_Description of the task_. Please copy the records word for word, starting at their first line and ending at the line that contains "corner-line-1: Daily (62, 100, 91, 113)", including both.

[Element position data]
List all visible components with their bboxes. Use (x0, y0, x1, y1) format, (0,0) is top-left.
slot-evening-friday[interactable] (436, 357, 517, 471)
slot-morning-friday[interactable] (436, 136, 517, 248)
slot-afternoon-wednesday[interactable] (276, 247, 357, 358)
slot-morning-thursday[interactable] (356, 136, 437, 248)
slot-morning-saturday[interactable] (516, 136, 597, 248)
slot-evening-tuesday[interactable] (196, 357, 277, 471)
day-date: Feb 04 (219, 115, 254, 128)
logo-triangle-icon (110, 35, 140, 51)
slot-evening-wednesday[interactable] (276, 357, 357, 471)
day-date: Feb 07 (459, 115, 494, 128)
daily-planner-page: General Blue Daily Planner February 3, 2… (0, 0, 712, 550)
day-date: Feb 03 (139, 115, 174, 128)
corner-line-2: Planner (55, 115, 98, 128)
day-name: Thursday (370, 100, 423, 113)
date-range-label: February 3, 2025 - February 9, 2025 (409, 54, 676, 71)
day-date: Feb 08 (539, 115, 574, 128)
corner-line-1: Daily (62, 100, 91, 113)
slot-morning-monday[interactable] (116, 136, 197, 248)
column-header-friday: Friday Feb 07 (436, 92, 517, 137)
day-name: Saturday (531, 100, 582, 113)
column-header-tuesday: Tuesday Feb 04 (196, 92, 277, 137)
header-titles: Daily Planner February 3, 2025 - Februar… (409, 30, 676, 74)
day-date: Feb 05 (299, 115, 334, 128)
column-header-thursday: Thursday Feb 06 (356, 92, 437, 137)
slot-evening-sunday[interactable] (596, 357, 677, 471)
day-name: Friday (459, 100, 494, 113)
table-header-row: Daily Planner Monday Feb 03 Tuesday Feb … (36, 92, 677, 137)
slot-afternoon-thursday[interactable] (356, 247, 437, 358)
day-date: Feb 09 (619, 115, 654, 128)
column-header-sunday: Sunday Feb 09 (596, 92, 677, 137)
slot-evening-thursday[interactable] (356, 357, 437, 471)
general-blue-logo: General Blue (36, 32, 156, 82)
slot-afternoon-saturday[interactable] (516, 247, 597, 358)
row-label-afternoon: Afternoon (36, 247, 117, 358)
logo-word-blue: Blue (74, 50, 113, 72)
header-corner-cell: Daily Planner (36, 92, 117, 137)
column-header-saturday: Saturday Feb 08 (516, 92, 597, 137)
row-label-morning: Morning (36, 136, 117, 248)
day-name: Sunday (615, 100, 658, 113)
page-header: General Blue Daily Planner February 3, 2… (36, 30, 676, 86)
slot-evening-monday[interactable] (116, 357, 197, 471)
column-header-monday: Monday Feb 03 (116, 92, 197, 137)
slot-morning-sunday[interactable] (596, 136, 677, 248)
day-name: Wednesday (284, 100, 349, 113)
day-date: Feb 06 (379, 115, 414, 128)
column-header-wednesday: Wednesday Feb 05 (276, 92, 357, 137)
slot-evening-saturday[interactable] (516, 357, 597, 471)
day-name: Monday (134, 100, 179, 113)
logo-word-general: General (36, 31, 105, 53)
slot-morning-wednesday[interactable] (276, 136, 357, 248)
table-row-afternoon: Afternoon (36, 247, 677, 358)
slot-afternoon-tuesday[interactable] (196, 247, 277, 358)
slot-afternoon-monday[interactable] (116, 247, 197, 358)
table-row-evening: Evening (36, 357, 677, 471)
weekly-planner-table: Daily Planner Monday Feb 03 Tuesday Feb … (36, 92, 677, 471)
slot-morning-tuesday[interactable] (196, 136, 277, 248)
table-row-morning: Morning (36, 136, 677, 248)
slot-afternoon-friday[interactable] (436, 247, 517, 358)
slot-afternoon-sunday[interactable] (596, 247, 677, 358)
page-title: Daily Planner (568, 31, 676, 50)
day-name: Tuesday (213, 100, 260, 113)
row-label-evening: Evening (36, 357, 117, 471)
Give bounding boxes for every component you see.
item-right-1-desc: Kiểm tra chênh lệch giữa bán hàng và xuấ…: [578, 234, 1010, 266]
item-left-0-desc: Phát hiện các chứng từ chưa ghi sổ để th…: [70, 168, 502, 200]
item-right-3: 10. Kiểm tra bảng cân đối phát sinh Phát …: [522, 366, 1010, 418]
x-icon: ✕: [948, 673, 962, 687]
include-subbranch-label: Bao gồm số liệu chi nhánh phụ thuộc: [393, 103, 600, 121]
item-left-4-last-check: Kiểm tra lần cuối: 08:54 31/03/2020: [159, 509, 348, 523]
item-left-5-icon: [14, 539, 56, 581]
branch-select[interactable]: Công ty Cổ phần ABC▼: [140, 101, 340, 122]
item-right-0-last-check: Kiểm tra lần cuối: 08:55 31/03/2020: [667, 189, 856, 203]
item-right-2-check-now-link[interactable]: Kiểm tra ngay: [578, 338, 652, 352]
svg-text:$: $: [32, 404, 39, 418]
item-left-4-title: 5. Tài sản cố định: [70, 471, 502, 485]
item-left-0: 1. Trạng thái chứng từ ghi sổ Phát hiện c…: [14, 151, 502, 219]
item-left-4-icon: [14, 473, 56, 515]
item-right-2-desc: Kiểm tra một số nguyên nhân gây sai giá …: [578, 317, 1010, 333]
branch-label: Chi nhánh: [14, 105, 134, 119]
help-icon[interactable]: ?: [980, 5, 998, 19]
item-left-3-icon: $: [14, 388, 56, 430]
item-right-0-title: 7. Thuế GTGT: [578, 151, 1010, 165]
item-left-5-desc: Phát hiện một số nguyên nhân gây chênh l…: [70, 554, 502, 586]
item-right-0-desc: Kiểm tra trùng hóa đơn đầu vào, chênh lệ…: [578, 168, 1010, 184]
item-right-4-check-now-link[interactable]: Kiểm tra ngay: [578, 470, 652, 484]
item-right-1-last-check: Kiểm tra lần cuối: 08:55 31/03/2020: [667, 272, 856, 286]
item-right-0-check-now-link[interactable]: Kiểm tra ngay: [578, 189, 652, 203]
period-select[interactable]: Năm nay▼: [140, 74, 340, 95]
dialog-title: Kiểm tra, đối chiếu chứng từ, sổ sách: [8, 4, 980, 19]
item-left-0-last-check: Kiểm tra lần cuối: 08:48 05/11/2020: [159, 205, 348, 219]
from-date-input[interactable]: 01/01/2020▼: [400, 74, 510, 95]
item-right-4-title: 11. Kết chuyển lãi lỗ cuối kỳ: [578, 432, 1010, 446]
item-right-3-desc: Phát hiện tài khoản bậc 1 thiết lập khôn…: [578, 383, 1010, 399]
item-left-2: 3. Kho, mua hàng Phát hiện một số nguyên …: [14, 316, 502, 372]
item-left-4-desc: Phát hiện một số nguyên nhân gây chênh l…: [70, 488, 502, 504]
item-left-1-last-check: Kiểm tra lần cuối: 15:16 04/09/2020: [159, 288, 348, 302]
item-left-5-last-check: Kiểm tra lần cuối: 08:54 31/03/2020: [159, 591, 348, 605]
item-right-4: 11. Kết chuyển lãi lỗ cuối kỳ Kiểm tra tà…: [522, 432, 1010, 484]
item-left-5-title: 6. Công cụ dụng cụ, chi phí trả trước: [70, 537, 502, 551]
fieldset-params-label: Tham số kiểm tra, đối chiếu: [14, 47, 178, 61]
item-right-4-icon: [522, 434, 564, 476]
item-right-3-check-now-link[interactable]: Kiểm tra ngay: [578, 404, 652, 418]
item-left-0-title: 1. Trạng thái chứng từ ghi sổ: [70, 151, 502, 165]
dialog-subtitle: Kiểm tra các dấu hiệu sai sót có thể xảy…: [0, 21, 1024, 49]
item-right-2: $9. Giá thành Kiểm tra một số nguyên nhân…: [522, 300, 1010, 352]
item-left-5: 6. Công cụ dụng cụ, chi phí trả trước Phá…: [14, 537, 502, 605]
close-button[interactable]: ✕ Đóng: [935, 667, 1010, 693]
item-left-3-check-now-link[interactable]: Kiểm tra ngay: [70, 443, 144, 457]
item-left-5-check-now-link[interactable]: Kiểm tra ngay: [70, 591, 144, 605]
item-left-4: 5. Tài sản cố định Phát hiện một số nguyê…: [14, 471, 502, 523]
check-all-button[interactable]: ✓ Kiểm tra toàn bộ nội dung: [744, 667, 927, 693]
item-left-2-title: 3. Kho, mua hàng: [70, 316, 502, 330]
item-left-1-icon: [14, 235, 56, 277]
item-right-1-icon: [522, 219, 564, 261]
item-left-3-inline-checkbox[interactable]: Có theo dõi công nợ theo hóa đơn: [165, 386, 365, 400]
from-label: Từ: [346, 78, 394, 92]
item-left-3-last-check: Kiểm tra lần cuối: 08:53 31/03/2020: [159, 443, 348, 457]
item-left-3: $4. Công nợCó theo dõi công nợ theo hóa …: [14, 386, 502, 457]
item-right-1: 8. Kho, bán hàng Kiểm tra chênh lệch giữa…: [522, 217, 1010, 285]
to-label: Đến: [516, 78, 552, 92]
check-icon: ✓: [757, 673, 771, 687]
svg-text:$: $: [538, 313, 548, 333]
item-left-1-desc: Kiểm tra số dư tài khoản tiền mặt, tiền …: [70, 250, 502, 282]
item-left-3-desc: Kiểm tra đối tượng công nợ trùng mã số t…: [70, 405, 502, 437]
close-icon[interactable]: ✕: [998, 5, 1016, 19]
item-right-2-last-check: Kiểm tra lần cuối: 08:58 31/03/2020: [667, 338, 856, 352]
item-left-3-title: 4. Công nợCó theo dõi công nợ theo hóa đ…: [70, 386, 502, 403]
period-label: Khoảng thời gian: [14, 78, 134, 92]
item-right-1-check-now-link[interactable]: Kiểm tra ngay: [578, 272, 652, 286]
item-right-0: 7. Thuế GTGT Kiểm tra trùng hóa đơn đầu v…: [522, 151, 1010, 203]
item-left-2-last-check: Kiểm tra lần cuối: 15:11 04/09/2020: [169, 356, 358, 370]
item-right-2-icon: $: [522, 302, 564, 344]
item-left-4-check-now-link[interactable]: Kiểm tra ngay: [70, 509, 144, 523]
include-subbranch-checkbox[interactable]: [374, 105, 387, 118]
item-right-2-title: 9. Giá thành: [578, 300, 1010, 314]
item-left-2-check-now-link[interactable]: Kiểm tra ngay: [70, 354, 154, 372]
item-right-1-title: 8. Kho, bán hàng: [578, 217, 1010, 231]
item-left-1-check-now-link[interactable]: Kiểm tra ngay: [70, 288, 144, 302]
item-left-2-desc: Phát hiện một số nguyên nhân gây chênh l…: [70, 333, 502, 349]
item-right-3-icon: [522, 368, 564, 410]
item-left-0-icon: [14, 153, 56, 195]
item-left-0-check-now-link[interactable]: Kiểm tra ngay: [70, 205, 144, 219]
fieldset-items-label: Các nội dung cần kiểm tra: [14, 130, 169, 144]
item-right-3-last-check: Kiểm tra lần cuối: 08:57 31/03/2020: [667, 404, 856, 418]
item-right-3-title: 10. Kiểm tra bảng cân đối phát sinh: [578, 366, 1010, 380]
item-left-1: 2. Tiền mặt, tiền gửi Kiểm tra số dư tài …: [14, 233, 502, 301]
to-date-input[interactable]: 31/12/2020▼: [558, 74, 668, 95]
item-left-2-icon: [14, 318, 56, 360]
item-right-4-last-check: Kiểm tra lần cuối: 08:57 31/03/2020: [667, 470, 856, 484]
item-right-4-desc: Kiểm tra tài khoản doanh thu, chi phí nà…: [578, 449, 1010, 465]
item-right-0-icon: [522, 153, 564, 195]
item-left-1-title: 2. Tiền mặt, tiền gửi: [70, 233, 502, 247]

_Written response_.
List all visible components with their bboxes. Use (x0, y0, x1, y1) format, (0,0) is top-left.
slot-evening-friday[interactable] (436, 357, 517, 471)
slot-morning-friday[interactable] (436, 136, 517, 248)
slot-afternoon-wednesday[interactable] (276, 247, 357, 358)
slot-morning-thursday[interactable] (356, 136, 437, 248)
slot-morning-saturday[interactable] (516, 136, 597, 248)
slot-evening-tuesday[interactable] (196, 357, 277, 471)
day-date: Feb 04 (219, 115, 254, 128)
logo-triangle-icon (110, 35, 140, 51)
slot-evening-wednesday[interactable] (276, 357, 357, 471)
day-date: Feb 07 (459, 115, 494, 128)
daily-planner-page: General Blue Daily Planner February 3, 2… (0, 0, 712, 550)
day-date: Feb 03 (139, 115, 174, 128)
corner-line-2: Planner (55, 115, 98, 128)
day-name: Thursday (370, 100, 423, 113)
date-range-label: February 3, 2025 - February 9, 2025 (409, 54, 676, 71)
day-date: Feb 08 (539, 115, 574, 128)
corner-line-1: Daily (62, 100, 91, 113)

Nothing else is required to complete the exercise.